In Slovakia, the government attempted in 2000 to dismiss the president of the Supreme Court. Since then, there have been repeated judicial reforms under different governments aimed at either removing or installing specific groups of judges. In 2009, “a considerable number of court presidents were removed in a relatively short time by two successive ministers of justice” by legal means58 (European Commission 2014, p. 4). The Smer-led government extended the competences of the judicial council while its outgoing minister of justice was appointed the president of the Supreme Court, automatically assuming the role of the chairman of the judicial council. In this capacity, he initiated disciplinary measures against judges who had criticised him (Kosař and Spáč 2021; Bobek and Kosař 2017, p. 191). After the 2010 election, a new right-wing government attempted to reduce the influence of the president of the Supreme Court and the judicial council on the judiciary (Spáč et al. 2018); however, after Smer returned to power in 2012, the judiciary “continued to experience troubling government influence” (Učeň 2018; Láštic 2019).59 Following the 2020 elections, a new right-wing government used a corruption scandal in the judiciary (which led to the detention of several judges, including the vice-president of the Supreme Court) as an opportunity to push for major judicial reforms, for instance the creation of the supreme administrative court, a modification of the appointment process for constitutional court judges, and the redrawing of the judicial map (Čuroš 2023).
In contrast to Slovakia and Romania, new measures in Poland (2005–2007 and since 2015) and in Hungary since 2010 were more clearly linked with specific parties and their declared political aim to dismantle ‘political networks’ in the judiciary.
In Poland, under a PiS-LPR-Samoobrona government in 2005–2007 the parliament curtailed the independence of the courts, blaming them for “the high level of criminality and general disorder in the country” (Bodnar 2010, p. 36). Legislative amendments to the law on ordinary courts (June 2007) threatened the independence of the judiciary—giving the minister of justice the power to move judges without their consent and to appoint court presidents. Legal amendments of the constitutional court (changing the term of its president and others) were not adopted because of new elections. Also in 2007, for the first time in history the president of Poland refused to appoint all persons nominated by the NCJ as judges to several courts.
In Hungary, the new Fidesz-KDNP coalition adopted transitional provisions for the new constitution, which linked the end of the Supreme Court’s term of office to the introduction of the Kúria to influence the composition of the courts. It also passed the new Law on the Organisation and Administration of the Courts, which stipulated that to chair the Kúria one must have served as a judge in Hungary for at least five years. Under this law, then President of the Supreme Court and (by virtue of his office) Chairman of the National Council of the Judiciary András Baka became ineligible (Cannoot 2016).60 The parliament also limited the competences of the constitutional court and lowered the retirement age from 70 to 62 years, forcing 10 to 15 per cent of the judges (274), many of them in top positions of the courts, immediately out of their job (Kovács and Scheppele 2018; Halmai 2017, p. 471).61 Increasing the number of constitutional judges by three allowed four new appointments to be made by the two-thirds parliamentary majority of Fidesz-KDNP. Thus, in spring 2013, most of the incumbent constitutional judges had been appointed by the government parties. Moreover, constitutional judges could now serve as ordinary judges, which allowed the 2020 parliament to elect Fidesz supporter Zsolt András Varga to become president of the important Kúria.

[Labeled region entries]
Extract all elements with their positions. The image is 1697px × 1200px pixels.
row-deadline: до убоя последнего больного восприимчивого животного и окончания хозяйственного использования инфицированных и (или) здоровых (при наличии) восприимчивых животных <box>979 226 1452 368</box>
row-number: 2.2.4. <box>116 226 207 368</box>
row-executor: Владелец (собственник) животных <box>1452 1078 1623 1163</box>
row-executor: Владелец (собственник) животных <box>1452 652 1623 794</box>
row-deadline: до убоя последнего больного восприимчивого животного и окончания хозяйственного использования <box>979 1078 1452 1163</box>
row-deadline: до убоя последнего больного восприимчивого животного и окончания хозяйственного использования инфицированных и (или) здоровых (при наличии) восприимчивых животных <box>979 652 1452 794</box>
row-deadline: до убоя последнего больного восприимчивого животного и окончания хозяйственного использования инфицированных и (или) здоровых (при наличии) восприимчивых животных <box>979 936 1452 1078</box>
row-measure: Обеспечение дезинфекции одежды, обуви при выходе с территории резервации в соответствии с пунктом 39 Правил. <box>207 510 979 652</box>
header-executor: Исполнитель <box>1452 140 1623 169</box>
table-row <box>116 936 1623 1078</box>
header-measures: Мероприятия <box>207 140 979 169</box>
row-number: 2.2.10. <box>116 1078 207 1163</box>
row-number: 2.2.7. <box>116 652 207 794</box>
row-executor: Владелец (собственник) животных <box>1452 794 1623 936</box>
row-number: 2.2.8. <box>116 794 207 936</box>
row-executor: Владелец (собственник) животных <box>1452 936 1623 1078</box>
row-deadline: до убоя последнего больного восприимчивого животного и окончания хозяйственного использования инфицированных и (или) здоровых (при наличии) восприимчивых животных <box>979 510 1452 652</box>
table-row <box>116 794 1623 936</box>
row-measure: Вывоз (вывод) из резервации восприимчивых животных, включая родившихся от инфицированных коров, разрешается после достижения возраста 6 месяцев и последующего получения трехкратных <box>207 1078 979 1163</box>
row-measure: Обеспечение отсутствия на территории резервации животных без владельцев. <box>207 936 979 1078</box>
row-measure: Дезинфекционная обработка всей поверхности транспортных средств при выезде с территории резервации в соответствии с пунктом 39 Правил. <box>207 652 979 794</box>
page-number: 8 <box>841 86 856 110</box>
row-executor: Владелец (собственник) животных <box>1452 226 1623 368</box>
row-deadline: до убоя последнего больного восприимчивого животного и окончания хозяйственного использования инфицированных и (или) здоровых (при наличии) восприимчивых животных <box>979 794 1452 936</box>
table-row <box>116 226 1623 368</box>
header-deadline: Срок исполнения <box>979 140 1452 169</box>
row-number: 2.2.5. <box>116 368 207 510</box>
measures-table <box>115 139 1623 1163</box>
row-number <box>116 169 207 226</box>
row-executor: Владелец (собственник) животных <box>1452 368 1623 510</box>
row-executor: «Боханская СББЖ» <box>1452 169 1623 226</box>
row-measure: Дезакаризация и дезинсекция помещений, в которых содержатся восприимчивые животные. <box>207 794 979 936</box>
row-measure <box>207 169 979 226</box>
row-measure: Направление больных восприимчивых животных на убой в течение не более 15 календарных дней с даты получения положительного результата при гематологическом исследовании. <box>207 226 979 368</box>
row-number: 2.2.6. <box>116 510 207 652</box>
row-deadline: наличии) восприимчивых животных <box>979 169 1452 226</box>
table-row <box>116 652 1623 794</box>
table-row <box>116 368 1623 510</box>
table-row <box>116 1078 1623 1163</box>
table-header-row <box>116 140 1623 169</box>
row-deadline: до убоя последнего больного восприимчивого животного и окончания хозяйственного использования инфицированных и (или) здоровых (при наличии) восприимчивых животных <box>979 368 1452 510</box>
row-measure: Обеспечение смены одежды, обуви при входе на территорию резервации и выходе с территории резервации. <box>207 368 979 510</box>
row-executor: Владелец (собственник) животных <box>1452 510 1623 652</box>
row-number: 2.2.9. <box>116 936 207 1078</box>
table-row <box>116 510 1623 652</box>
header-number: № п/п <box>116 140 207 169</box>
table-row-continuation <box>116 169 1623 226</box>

### WHAT TO WORK ON
a - Please answer these questions using the passage on judicial reforms:
(i) In what year did the Slovak government attempt to dismiss the president of the Supreme Court?
(ii) To what age did the Hungarian parliament lower the retirement age for judges?
(iii) In what month and year were the amendments to the Polish law on ordinary courts passed?
b - Count the lines of the entries that contain the string "одежды", treating case as significant. Give only the number.
These entries are unrelated to the passage on judicial reforms.

### RESPONSES TO THE TASKS
a -
(i) 2000
(ii) 62
(iii) June 2007

b - 2